**TASK GOAL**
Can you copy every line of the material below without changing a single character?

## START RECORDS TO USE

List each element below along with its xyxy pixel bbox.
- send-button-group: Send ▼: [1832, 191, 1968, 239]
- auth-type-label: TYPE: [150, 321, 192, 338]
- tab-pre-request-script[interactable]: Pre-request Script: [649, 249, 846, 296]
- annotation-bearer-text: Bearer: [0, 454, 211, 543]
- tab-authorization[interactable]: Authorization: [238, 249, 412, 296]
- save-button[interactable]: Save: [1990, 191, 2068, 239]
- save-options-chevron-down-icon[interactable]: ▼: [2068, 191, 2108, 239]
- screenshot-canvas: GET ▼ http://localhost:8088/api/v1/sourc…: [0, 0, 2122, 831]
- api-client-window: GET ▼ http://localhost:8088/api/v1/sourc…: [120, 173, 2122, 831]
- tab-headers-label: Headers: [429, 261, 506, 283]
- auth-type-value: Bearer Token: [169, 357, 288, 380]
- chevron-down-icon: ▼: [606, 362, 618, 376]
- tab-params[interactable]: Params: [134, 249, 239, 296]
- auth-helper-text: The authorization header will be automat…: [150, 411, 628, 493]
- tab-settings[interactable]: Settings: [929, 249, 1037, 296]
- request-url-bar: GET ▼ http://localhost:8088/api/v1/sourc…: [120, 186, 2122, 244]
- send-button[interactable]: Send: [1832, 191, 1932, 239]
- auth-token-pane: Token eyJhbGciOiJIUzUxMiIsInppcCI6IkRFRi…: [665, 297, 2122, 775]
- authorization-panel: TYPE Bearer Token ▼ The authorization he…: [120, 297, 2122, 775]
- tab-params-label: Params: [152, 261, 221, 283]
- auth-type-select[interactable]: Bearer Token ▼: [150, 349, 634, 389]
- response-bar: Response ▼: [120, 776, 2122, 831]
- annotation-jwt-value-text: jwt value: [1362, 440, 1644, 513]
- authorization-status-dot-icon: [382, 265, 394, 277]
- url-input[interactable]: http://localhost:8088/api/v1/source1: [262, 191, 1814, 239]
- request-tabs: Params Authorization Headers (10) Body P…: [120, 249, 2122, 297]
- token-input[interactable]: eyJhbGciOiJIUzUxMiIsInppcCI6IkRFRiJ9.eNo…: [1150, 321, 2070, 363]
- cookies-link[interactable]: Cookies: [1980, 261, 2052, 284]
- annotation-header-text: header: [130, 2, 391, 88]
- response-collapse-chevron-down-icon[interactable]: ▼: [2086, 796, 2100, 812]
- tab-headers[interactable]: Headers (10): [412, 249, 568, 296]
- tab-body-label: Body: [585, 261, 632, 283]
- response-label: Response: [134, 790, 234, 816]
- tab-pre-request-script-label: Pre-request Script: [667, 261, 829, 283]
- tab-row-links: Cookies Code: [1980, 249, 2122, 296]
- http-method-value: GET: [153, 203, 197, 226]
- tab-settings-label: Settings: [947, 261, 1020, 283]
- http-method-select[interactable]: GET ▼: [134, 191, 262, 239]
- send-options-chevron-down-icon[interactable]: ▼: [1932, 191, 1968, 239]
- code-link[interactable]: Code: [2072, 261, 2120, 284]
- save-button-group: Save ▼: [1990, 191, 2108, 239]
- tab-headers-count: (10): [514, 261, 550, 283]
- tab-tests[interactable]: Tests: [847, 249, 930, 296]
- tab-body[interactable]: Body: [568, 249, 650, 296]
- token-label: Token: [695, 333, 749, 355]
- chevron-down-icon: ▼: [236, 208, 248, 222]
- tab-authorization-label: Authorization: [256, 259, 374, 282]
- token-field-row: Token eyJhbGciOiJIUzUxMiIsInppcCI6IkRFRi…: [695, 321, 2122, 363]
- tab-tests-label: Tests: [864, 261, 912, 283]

## END RECORDS TO USE

**RESULT FOR THIS TASK**
List each element below along with its xyxy pixel bbox.
- send-button-group: Send ▼: [1832, 191, 1968, 239]
- auth-type-label: TYPE: [150, 321, 192, 338]
- tab-pre-request-script[interactable]: Pre-request Script: [649, 249, 846, 296]
- annotation-bearer-text: Bearer: [0, 454, 211, 543]
- tab-authorization[interactable]: Authorization: [238, 249, 412, 296]
- save-button[interactable]: Save: [1990, 191, 2068, 239]
- save-options-chevron-down-icon[interactable]: ▼: [2068, 191, 2108, 239]
- screenshot-canvas: GET ▼ http://localhost:8088/api/v1/sourc…: [0, 0, 2122, 831]
- api-client-window: GET ▼ http://localhost:8088/api/v1/sourc…: [120, 173, 2122, 831]
- tab-headers-label: Headers: [429, 261, 506, 283]
- auth-type-value: Bearer Token: [169, 357, 288, 380]
- chevron-down-icon: ▼: [606, 362, 618, 376]
- tab-params[interactable]: Params: [134, 249, 239, 296]
- auth-helper-text: The authorization header will be automat…: [150, 411, 628, 493]
- tab-settings[interactable]: Settings: [929, 249, 1037, 296]
- request-url-bar: GET ▼ http://localhost:8088/api/v1/sourc…: [120, 186, 2122, 244]
- send-button[interactable]: Send: [1832, 191, 1932, 239]
- auth-token-pane: Token eyJhbGciOiJIUzUxMiIsInppcCI6IkRFRi…: [665, 297, 2122, 775]
- authorization-panel: TYPE Bearer Token ▼ The authorization he…: [120, 297, 2122, 775]
- tab-params-label: Params: [152, 261, 221, 283]
- auth-type-select[interactable]: Bearer Token ▼: [150, 349, 634, 389]
- response-bar: Response ▼: [120, 776, 2122, 831]
- annotation-jwt-value-text: jwt value: [1362, 440, 1644, 513]
- authorization-status-dot-icon: [382, 265, 394, 277]
- url-input[interactable]: http://localhost:8088/api/v1/source1: [262, 191, 1814, 239]
- request-tabs: Params Authorization Headers (10) Body P…: [120, 249, 2122, 297]
- token-input[interactable]: eyJhbGciOiJIUzUxMiIsInppcCI6IkRFRiJ9.eNo…: [1150, 321, 2070, 363]
- cookies-link[interactable]: Cookies: [1980, 261, 2052, 284]
- annotation-header-text: header: [130, 2, 391, 88]
- response-collapse-chevron-down-icon[interactable]: ▼: [2086, 796, 2100, 812]
- tab-headers[interactable]: Headers (10): [412, 249, 568, 296]
- tab-body-label: Body: [585, 261, 632, 283]
- response-label: Response: [134, 790, 234, 816]
- tab-pre-request-script-label: Pre-request Script: [667, 261, 829, 283]
- tab-row-links: Cookies Code: [1980, 249, 2122, 296]
- http-method-value: GET: [153, 203, 197, 226]
- tab-settings-label: Settings: [947, 261, 1020, 283]
- http-method-select[interactable]: GET ▼: [134, 191, 262, 239]
- send-options-chevron-down-icon[interactable]: ▼: [1932, 191, 1968, 239]
- code-link[interactable]: Code: [2072, 261, 2120, 284]
- save-button-group: Save ▼: [1990, 191, 2108, 239]
- tab-headers-count: (10): [514, 261, 550, 283]
- tab-tests[interactable]: Tests: [847, 249, 930, 296]
- tab-body[interactable]: Body: [568, 249, 650, 296]
- token-label: Token: [695, 333, 749, 355]
- chevron-down-icon: ▼: [236, 208, 248, 222]
- tab-authorization-label: Authorization: [256, 259, 374, 282]
- token-field-row: Token eyJhbGciOiJIUzUxMiIsInppcCI6IkRFRi…: [695, 321, 2122, 363]
- tab-tests-label: Tests: [864, 261, 912, 283]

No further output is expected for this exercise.